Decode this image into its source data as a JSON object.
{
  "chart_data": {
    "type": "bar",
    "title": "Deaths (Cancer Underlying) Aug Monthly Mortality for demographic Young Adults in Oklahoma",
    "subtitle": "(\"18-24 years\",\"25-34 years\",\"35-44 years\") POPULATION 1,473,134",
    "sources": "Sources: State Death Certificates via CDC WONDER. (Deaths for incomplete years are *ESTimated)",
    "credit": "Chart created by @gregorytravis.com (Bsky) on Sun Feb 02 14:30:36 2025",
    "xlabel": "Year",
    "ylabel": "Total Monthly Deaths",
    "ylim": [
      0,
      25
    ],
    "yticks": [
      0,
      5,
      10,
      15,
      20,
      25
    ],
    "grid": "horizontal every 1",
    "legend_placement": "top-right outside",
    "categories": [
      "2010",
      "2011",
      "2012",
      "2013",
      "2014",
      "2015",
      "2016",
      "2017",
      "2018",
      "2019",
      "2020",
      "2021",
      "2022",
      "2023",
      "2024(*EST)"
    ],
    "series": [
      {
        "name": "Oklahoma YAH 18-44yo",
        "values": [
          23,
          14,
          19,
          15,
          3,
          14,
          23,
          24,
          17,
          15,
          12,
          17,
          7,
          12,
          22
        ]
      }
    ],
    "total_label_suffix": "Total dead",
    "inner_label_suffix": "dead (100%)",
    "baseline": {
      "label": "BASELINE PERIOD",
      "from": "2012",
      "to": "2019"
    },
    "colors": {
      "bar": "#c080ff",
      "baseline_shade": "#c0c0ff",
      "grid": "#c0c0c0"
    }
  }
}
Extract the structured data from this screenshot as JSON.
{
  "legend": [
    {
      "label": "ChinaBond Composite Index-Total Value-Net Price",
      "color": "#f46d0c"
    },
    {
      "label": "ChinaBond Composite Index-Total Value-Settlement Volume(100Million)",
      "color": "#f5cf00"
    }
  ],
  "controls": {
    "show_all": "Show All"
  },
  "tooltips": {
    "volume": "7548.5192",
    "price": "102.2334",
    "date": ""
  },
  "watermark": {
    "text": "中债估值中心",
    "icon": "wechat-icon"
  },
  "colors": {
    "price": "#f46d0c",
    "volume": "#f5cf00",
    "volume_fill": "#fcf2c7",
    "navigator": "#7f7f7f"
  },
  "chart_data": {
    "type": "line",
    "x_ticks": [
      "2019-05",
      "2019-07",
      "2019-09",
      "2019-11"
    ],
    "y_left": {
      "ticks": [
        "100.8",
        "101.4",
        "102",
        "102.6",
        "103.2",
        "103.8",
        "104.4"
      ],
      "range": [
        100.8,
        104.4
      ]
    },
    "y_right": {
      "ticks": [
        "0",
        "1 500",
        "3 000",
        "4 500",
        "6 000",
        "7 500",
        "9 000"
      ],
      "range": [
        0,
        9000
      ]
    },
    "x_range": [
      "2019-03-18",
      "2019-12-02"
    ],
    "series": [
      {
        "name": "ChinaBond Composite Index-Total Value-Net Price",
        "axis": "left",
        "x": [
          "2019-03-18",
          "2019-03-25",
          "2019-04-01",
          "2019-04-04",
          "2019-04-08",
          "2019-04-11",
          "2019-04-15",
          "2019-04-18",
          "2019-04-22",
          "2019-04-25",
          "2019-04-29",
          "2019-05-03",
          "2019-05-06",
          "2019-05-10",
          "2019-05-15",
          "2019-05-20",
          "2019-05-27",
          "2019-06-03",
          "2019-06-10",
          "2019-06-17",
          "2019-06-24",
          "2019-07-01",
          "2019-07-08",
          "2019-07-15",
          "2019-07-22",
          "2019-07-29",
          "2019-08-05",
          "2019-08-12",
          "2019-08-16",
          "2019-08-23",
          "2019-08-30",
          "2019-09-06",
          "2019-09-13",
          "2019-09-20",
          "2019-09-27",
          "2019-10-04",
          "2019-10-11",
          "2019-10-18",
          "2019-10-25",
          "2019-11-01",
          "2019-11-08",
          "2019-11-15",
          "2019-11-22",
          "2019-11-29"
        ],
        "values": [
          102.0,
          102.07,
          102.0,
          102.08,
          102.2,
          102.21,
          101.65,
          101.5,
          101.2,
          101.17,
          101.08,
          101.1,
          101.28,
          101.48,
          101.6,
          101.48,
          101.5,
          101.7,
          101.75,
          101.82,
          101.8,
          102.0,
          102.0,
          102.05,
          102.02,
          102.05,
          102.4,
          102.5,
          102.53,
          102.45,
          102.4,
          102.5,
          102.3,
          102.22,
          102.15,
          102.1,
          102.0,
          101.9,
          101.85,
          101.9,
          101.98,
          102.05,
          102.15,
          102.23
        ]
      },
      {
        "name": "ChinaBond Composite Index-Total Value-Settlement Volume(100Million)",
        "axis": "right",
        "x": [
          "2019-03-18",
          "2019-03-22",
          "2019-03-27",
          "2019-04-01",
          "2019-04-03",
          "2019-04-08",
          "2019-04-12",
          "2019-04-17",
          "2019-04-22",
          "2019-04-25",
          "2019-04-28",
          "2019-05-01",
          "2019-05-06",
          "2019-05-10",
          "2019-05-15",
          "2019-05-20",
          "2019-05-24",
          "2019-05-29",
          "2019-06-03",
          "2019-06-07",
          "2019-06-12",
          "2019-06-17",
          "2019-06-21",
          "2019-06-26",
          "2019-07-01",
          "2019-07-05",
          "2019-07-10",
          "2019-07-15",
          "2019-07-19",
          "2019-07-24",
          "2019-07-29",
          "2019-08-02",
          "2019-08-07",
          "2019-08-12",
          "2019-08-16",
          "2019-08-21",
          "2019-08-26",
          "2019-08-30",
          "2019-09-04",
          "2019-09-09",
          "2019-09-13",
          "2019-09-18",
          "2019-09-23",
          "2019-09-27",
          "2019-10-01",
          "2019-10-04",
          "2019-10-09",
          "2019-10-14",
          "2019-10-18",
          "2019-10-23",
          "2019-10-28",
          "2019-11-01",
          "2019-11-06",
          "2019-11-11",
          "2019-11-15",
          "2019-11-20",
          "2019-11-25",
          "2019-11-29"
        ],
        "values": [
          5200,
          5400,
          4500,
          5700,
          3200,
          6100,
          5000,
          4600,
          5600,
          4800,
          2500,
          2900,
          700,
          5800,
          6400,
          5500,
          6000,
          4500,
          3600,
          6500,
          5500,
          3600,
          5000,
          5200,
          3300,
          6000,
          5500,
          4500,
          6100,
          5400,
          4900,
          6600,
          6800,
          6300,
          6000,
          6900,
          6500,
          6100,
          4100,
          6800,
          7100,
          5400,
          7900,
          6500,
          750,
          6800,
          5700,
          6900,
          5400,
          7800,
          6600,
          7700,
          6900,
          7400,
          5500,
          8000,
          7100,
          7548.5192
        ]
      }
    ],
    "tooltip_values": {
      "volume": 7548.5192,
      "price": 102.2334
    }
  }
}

--------------------

▶ **WHAT TO DO**:
Using the material above, print every entry exactly as written.

▶ **FINAL RESULT**:
Decode this image into its source data as a JSON object.
{
  "chart_data": {
    "type": "bar",
    "title": "Deaths (Cancer Underlying) Aug Monthly Mortality for demographic Young Adults in Oklahoma",
    "subtitle": "(\"18-24 years\",\"25-34 years\",\"35-44 years\") POPULATION 1,473,134",
    "sources": "Sources: State Death Certificates via CDC WONDER. (Deaths for incomplete years are *ESTimated)",
    "credit": "Chart created by @gregorytravis.com (Bsky) on Sun Feb 02 14:30:36 2025",
    "xlabel": "Year",
    "ylabel": "Total Monthly Deaths",
    "ylim": [
      0,
      25
    ],
    "yticks": [
      0,
      5,
      10,
      15,
      20,
      25
    ],
    "grid": "horizontal every 1",
    "legend_placement": "top-right outside",
    "categories": [
      "2010",
      "2011",
      "2012",
      "2013",
      "2014",
      "2015",
      "2016",
      "2017",
      "2018",
      "2019",
      "2020",
      "2021",
      "2022",
      "2023",
      "2024(*EST)"
    ],
    "series": [
      {
        "name": "Oklahoma YAH 18-44yo",
        "values": [
          23,
          14,
          19,
          15,
          3,
          14,
          23,
          24,
          17,
          15,
          12,
          17,
          7,
          12,
          22
        ]
      }
    ],
    "total_label_suffix": "Total dead",
    "inner_label_suffix": "dead (100%)",
    "baseline": {
      "label": "BASELINE PERIOD",
      "from": "2012",
      "to": "2019"
    },
    "colors": {
      "bar": "#c080ff",
      "baseline_shade": "#c0c0ff",
      "grid": "#c0c0c0"
    }
  }
}
Extract the structured data from this screenshot as JSON.
{
  "legend": [
    {
      "label": "ChinaBond Composite Index-Total Value-Net Price",
      "color": "#f46d0c"
    },
    {
      "label": "ChinaBond Composite Index-Total Value-Settlement Volume(100Million)",
      "color": "#f5cf00"
    }
  ],
  "controls": {
    "show_all": "Show All"
  },
  "tooltips": {
    "volume": "7548.5192",
    "price": "102.2334",
    "date": ""
  },
  "watermark": {
    "text": "中债估值中心",
    "icon": "wechat-icon"
  },
  "colors": {
    "price": "#f46d0c",
    "volume": "#f5cf00",
    "volume_fill": "#fcf2c7",
    "navigator": "#7f7f7f"
  },
  "chart_data": {
    "type": "line",
    "x_ticks": [
      "2019-05",
      "2019-07",
      "2019-09",
      "2019-11"
    ],
    "y_left": {
      "ticks": [
        "100.8",
        "101.4",
        "102",
        "102.6",
        "103.2",
        "103.8",
        "104.4"
      ],
      "range": [
        100.8,
        104.4
      ]
    },
    "y_right": {
      "ticks": [
        "0",
        "1 500",
        "3 000",
        "4 500",
        "6 000",
        "7 500",
        "9 000"
      ],
      "range": [
        0,
        9000
      ]
    },
    "x_range": [
      "2019-03-18",
      "2019-12-02"
    ],
    "series": [
      {
        "name": "ChinaBond Composite Index-Total Value-Net Price",
        "axis": "left",
        "x": [
          "2019-03-18",
          "2019-03-25",
          "2019-04-01",
          "2019-04-04",
          "2019-04-08",
          "2019-04-11",
          "2019-04-15",
          "2019-04-18",
          "2019-04-22",
          "2019-04-25",
          "2019-04-29",
          "2019-05-03",
          "2019-05-06",
          "2019-05-10",
          "2019-05-15",
          "2019-05-20",
          "2019-05-27",
          "2019-06-03",
          "2019-06-10",
          "2019-06-17",
          "2019-06-24",
          "2019-07-01",
          "2019-07-08",
          "2019-07-15",
          "2019-07-22",
          "2019-07-29",
          "2019-08-05",
          "2019-08-12",
          "2019-08-16",
          "2019-08-23",
          "2019-08-30",
          "2019-09-06",
          "2019-09-13",
          "2019-09-20",
          "2019-09-27",
          "2019-10-04",
          "2019-10-11",
          "2019-10-18",
          "2019-10-25",
          "2019-11-01",
          "2019-11-08",
          "2019-11-15",
          "2019-11-22",
          "2019-11-29"
        ],
        "values": [
          102.0,
          102.07,
          102.0,
          102.08,
          102.2,
          102.21,
          101.65,
          101.5,
          101.2,
          101.17,
          101.08,
          101.1,
          101.28,
          101.48,
          101.6,
          101.48,
          101.5,
          101.7,
          101.75,
          101.82,
          101.8,
          102.0,
          102.0,
          102.05,
          102.02,
          102.05,
          102.4,
          102.5,
          102.53,
          102.45,
          102.4,
          102.5,
          102.3,
          102.22,
          102.15,
          102.1,
          102.0,
          101.9,
          101.85,
          101.9,
          101.98,
          102.05,
          102.15,
          102.23
        ]
      },
      {
        "name": "ChinaBond Composite Index-Total Value-Settlement Volume(100Million)",
        "axis": "right",
        "x": [
          "2019-03-18",
          "2019-03-22",
          "2019-03-27",
          "2019-04-01",
          "2019-04-03",
          "2019-04-08",
          "2019-04-12",
          "2019-04-17",
          "2019-04-22",
          "2019-04-25",
          "2019-04-28",
          "2019-05-01",
          "2019-05-06",
          "2019-05-10",
          "2019-05-15",
          "2019-05-20",
          "2019-05-24",
          "2019-05-29",
          "2019-06-03",
          "2019-06-07",
          "2019-06-12",
          "2019-06-17",
          "2019-06-21",
          "2019-06-26",
          "2019-07-01",
          "2019-07-05",
          "2019-07-10",
          "2019-07-15",
          "2019-07-19",
          "2019-07-24",
          "2019-07-29",
          "2019-08-02",
          "2019-08-07",
          "2019-08-12",
          "2019-08-16",
          "2019-08-21",
          "2019-08-26",
          "2019-08-30",
          "2019-09-04",
          "2019-09-09",
          "2019-09-13",
          "2019-09-18",
          "2019-09-23",
          "2019-09-27",
          "2019-10-01",
          "2019-10-04",
          "2019-10-09",
          "2019-10-14",
          "2019-10-18",
          "2019-10-23",
          "2019-10-28",
          "2019-11-01",
          "2019-11-06",
          "2019-11-11",
          "2019-11-15",
          "2019-11-20",
          "2019-11-25",
          "2019-11-29"
        ],
        "values": [
          5200,
          5400,
          4500,
          5700,
          3200,
          6100,
          5000,
          4600,
          5600,
          4800,
          2500,
          2900,
          700,
          5800,
          6400,
          5500,
          6000,
          4500,
          3600,
          6500,
          5500,
          3600,
          5000,
          5200,
          3300,
          6000,
          5500,
          4500,
          6100,
          5400,
          4900,
          6600,
          6800,
          6300,
          6000,
          6900,
          6500,
          6100,
          4100,
          6800,
          7100,
          5400,
          7900,
          6500,
          750,
          6800,
          5700,
          6900,
          5400,
          7800,
          6600,
          7700,
          6900,
          7400,
          5500,
          8000,
          7100,
          7548.5192
        ]
      }
    ],
    "tooltip_values": {
      "volume": 7548.5192,
      "price": 102.2334
    }
  }
}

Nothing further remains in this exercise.